PROBLEM DETAILS ->
Transcribe the material below exactly as it appears.

Records excerpted from a collection ->
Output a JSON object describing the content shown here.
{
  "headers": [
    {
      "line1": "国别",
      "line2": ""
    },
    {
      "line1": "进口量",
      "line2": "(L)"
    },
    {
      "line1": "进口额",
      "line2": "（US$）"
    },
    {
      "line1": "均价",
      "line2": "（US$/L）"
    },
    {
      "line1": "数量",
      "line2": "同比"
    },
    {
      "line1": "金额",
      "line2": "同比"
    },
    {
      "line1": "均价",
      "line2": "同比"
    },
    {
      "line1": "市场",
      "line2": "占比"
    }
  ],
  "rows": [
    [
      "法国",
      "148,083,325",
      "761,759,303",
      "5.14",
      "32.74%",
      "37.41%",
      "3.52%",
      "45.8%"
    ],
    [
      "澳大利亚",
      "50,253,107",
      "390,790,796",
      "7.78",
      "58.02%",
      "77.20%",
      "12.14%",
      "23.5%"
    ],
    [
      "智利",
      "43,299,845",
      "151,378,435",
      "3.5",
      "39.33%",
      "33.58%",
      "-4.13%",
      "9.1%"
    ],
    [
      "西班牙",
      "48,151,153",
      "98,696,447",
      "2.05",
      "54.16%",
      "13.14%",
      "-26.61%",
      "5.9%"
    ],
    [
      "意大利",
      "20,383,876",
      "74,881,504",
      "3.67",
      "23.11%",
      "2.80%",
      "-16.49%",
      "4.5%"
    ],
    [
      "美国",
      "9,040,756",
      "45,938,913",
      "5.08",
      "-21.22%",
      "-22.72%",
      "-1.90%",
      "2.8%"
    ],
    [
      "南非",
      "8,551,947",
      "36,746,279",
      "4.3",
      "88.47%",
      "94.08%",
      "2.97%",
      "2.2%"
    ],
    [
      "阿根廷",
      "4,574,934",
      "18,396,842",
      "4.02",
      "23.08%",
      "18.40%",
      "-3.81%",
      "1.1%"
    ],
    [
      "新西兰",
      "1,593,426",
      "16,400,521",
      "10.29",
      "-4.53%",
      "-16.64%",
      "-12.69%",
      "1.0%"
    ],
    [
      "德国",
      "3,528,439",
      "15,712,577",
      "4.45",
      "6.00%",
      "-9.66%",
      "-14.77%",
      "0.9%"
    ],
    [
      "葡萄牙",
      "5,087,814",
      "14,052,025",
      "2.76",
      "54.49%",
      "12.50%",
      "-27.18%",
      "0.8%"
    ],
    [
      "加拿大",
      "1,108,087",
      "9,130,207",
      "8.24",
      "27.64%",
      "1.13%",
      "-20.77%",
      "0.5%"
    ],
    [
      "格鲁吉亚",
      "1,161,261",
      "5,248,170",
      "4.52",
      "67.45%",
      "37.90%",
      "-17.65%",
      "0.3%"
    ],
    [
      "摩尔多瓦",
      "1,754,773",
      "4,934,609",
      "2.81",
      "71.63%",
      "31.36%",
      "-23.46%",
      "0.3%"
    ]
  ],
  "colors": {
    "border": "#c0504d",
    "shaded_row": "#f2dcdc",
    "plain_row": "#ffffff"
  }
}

RESULT ->
Output a JSON object describing the content shown here.
{
  "headers": [
    {
      "line1": "国别",
      "line2": ""
    },
    {
      "line1": "进口量",
      "line2": "(L)"
    },
    {
      "line1": "进口额",
      "line2": "（US$）"
    },
    {
      "line1": "均价",
      "line2": "（US$/L）"
    },
    {
      "line1": "数量",
      "line2": "同比"
    },
    {
      "line1": "金额",
      "line2": "同比"
    },
    {
      "line1": "均价",
      "line2": "同比"
    },
    {
      "line1": "市场",
      "line2": "占比"
    }
  ],
  "rows": [
    [
      "法国",
      "148,083,325",
      "761,759,303",
      "5.14",
      "32.74%",
      "37.41%",
      "3.52%",
      "45.8%"
    ],
    [
      "澳大利亚",
      "50,253,107",
      "390,790,796",
      "7.78",
      "58.02%",
      "77.20%",
      "12.14%",
      "23.5%"
    ],
    [
      "智利",
      "43,299,845",
      "151,378,435",
      "3.5",
      "39.33%",
      "33.58%",
      "-4.13%",
      "9.1%"
    ],
    [
      "西班牙",
      "48,151,153",
      "98,696,447",
      "2.05",
      "54.16%",
      "13.14%",
      "-26.61%",
      "5.9%"
    ],
    [
      "意大利",
      "20,383,876",
      "74,881,504",
      "3.67",
      "23.11%",
      "2.80%",
      "-16.49%",
      "4.5%"
    ],
    [
      "美国",
      "9,040,756",
      "45,938,913",
      "5.08",
      "-21.22%",
      "-22.72%",
      "-1.90%",
      "2.8%"
    ],
    [
      "南非",
      "8,551,947",
      "36,746,279",
      "4.3",
      "88.47%",
      "94.08%",
      "2.97%",
      "2.2%"
    ],
    [
      "阿根廷",
      "4,574,934",
      "18,396,842",
      "4.02",
      "23.08%",
      "18.40%",
      "-3.81%",
      "1.1%"
    ],
    [
      "新西兰",
      "1,593,426",
      "16,400,521",
      "10.29",
      "-4.53%",
      "-16.64%",
      "-12.69%",
      "1.0%"
    ],
    [
      "德国",
      "3,528,439",
      "15,712,577",
      "4.45",
      "6.00%",
      "-9.66%",
      "-14.77%",
      "0.9%"
    ],
    [
      "葡萄牙",
      "5,087,814",
      "14,052,025",
      "2.76",
      "54.49%",
      "12.50%",
      "-27.18%",
      "0.8%"
    ],
    [
      "加拿大",
      "1,108,087",
      "9,130,207",
      "8.24",
      "27.64%",
      "1.13%",
      "-20.77%",
      "0.5%"
    ],
    [
      "格鲁吉亚",
      "1,161,261",
      "5,248,170",
      "4.52",
      "67.45%",
      "37.90%",
      "-17.65%",
      "0.3%"
    ],
    [
      "摩尔多瓦",
      "1,754,773",
      "4,934,609",
      "2.81",
      "71.63%",
      "31.36%",
      "-23.46%",
      "0.3%"
    ]
  ],
  "colors": {
    "border": "#c0504d",
    "shaded_row": "#f2dcdc",
    "plain_row": "#ffffff"
  }
}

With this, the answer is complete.